Copy out all lines that carry the word "label".

━━━━━━━━━━━━━━━━━━━━

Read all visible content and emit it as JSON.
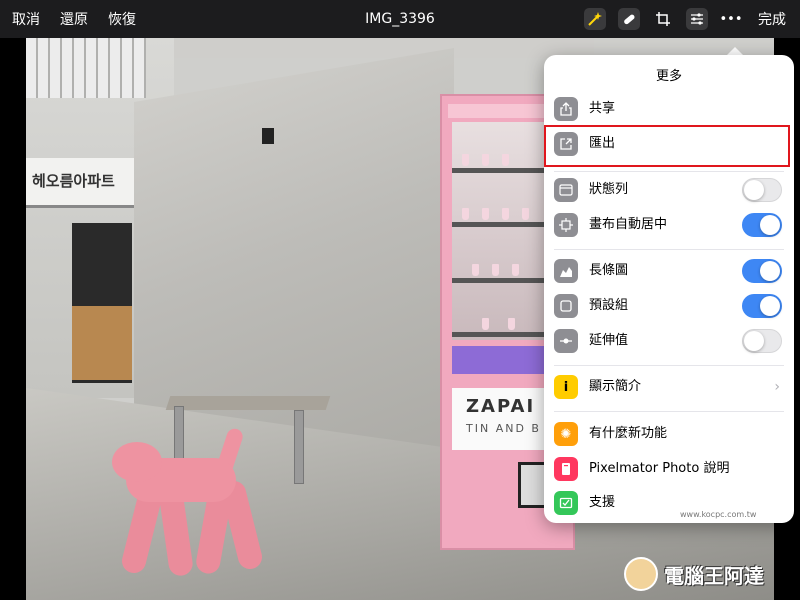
{
  "toolbar": {
    "cancel": "取消",
    "undo": "還原",
    "redo": "恢復",
    "title": "IMG_3396",
    "done": "完成",
    "icons": [
      "ml-enhance-icon",
      "repair-icon",
      "crop-icon",
      "adjust-icon",
      "more-icon"
    ]
  },
  "photo": {
    "sign_text": "헤오름아파트",
    "vending_brand": "ZAPAI",
    "vending_sub": "TIN AND B"
  },
  "menu": {
    "title": "更多",
    "items": [
      {
        "label": "共享"
      },
      {
        "label": "匯出"
      },
      {
        "label": "狀態列",
        "toggle": false
      },
      {
        "label": "畫布自動居中",
        "toggle": true
      },
      {
        "label": "長條圖",
        "toggle": true
      },
      {
        "label": "預設組",
        "toggle": true
      },
      {
        "label": "延伸值",
        "toggle": false
      },
      {
        "label": "顯示簡介"
      },
      {
        "label": "有什麼新功能"
      },
      {
        "label": "Pixelmator Photo 說明"
      },
      {
        "label": "支援"
      }
    ]
  },
  "colors": {
    "toggle_on": "#3e87f4",
    "highlight": "#e0161d",
    "info_icon": "#ffcc00",
    "whatsnew_icon": "#ff9f0a",
    "help_icon": "#ff375f",
    "support_icon": "#34c759"
  },
  "watermark": {
    "text": "電腦王阿達",
    "url": "www.kocpc.com.tw"
  }
}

━━━━━━━━━━━━━━━━━━━━

■ Task output:
        "label": "共享"
        "label": "匯出"
        "label": "狀態列",
        "label": "畫布自動居中",
        "label": "長條圖",
        "label": "預設組",
        "label": "延伸值",
        "label": "顯示簡介"
        "label": "有什麼新功能"
        "label": "Pixelmator Photo 說明"
        "label": "支援"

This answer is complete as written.